## GIVEN REQUEST
Determine how many lines contain the string "style". Reply with that figure and nothing else.

## RECORDS
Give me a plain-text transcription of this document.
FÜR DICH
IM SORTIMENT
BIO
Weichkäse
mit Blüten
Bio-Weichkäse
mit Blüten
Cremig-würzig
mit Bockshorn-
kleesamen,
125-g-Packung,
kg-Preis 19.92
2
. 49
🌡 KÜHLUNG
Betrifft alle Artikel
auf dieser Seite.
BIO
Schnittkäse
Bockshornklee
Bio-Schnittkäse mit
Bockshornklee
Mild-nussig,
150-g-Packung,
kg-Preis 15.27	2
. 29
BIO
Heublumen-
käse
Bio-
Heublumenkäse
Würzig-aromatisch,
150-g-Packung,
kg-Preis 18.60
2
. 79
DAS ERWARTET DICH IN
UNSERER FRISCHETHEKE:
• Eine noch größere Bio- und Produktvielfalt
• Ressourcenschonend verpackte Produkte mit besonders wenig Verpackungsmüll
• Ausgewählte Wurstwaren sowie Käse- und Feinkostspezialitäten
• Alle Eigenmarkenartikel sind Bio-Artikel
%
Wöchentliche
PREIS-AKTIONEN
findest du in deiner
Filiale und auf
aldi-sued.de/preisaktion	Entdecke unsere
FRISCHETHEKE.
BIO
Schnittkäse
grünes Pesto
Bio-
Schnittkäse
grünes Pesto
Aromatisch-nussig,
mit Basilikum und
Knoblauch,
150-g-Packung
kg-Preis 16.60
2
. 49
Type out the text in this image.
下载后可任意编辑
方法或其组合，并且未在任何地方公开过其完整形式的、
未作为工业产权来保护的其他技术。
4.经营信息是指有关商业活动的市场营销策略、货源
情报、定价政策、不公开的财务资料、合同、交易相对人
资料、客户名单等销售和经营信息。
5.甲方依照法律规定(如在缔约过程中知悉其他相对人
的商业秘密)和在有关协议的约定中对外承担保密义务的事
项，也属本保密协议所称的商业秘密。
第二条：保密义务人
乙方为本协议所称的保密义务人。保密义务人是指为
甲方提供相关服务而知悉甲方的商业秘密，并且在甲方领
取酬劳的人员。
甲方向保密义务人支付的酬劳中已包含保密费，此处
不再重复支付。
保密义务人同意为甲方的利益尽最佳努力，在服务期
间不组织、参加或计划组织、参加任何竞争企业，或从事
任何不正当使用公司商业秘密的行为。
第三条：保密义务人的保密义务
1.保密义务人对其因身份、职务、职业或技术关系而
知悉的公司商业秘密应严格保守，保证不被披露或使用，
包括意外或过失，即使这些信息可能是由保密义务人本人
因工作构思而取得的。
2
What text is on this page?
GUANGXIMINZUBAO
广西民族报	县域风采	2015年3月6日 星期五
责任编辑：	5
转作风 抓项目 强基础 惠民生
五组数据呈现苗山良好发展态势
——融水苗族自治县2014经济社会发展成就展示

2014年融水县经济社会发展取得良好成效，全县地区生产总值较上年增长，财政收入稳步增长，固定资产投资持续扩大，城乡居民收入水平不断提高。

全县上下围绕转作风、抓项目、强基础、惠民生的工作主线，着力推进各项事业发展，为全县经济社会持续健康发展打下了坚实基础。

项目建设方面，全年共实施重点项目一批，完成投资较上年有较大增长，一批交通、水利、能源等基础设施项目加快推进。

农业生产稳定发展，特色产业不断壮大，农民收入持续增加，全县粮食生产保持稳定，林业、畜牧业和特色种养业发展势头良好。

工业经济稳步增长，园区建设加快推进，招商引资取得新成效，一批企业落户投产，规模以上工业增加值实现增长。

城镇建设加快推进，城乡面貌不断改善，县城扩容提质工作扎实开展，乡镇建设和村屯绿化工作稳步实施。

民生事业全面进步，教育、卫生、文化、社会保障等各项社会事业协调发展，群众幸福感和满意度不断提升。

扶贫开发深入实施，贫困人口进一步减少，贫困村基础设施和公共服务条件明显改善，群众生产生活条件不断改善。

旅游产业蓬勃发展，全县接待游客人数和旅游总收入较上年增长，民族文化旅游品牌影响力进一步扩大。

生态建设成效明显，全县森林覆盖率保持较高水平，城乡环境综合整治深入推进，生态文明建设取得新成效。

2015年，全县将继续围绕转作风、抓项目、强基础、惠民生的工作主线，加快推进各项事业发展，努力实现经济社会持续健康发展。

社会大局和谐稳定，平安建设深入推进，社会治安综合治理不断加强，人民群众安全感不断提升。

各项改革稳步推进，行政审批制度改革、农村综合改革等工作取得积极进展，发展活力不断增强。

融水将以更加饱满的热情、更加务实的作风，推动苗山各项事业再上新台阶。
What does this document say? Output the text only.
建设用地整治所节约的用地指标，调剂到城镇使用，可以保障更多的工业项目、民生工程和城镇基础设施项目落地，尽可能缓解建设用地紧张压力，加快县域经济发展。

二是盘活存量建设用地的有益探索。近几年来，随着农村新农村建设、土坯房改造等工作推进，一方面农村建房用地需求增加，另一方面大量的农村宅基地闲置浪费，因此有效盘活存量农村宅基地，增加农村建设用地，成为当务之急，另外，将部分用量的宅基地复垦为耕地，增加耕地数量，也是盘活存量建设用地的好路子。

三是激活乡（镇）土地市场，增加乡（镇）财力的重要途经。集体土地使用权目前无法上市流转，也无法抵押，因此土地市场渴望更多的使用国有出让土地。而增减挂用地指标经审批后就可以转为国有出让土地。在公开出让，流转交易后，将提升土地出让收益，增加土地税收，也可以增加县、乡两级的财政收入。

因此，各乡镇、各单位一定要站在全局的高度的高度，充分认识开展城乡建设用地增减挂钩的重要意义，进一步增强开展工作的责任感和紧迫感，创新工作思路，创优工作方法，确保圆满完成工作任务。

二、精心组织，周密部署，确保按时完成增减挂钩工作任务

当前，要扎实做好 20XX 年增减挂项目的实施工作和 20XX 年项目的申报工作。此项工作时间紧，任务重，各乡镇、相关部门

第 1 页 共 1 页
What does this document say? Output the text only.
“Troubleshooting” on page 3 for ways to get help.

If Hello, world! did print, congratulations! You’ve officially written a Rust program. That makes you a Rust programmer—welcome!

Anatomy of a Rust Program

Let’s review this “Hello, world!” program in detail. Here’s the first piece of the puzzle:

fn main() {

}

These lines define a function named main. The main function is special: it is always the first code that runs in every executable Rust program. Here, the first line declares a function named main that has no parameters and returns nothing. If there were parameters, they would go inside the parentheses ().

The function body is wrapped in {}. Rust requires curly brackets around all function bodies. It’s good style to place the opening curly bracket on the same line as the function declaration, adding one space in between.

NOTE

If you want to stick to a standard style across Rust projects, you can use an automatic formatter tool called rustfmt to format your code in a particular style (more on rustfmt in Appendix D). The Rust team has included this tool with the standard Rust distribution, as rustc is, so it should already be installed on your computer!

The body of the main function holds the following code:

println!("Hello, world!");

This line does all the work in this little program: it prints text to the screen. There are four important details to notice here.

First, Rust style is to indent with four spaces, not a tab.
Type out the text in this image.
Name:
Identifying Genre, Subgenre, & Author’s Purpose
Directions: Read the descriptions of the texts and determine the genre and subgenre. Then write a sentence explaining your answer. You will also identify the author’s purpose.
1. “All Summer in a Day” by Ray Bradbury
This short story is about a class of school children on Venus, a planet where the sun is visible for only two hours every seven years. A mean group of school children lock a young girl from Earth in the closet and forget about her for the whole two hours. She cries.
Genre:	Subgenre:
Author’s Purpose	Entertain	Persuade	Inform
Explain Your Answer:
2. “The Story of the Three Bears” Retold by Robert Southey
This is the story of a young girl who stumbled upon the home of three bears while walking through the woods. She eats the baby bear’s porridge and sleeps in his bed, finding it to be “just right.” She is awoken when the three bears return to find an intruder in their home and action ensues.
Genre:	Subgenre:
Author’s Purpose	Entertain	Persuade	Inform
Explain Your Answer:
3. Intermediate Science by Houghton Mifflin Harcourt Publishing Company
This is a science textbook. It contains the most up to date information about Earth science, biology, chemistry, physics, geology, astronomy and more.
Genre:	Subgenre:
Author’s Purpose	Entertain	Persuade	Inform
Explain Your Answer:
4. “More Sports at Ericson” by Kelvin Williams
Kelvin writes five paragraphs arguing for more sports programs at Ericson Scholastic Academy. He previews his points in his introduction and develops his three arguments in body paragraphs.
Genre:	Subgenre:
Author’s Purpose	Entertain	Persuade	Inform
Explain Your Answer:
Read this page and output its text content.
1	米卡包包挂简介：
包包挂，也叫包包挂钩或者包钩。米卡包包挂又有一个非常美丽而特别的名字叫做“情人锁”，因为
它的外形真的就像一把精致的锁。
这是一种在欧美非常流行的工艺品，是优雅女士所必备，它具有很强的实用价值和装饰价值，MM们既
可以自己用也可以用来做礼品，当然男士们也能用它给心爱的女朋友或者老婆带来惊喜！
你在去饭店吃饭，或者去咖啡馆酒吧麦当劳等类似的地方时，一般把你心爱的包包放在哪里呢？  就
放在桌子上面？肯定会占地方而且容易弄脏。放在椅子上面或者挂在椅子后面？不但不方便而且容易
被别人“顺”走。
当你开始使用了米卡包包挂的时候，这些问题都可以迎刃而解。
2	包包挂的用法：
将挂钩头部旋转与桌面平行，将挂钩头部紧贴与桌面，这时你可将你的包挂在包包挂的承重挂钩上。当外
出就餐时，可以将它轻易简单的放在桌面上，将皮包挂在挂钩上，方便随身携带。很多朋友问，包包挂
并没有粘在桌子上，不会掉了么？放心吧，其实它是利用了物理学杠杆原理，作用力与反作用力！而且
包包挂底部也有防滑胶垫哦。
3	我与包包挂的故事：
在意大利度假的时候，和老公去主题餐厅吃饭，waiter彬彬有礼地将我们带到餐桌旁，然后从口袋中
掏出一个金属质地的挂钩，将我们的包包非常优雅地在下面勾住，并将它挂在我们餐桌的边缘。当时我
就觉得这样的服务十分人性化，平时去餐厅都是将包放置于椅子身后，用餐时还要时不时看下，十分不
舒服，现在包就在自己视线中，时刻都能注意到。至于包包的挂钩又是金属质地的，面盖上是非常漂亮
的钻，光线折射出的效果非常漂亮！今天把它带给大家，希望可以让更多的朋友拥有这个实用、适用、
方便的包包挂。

## WRITTEN ANSWER
3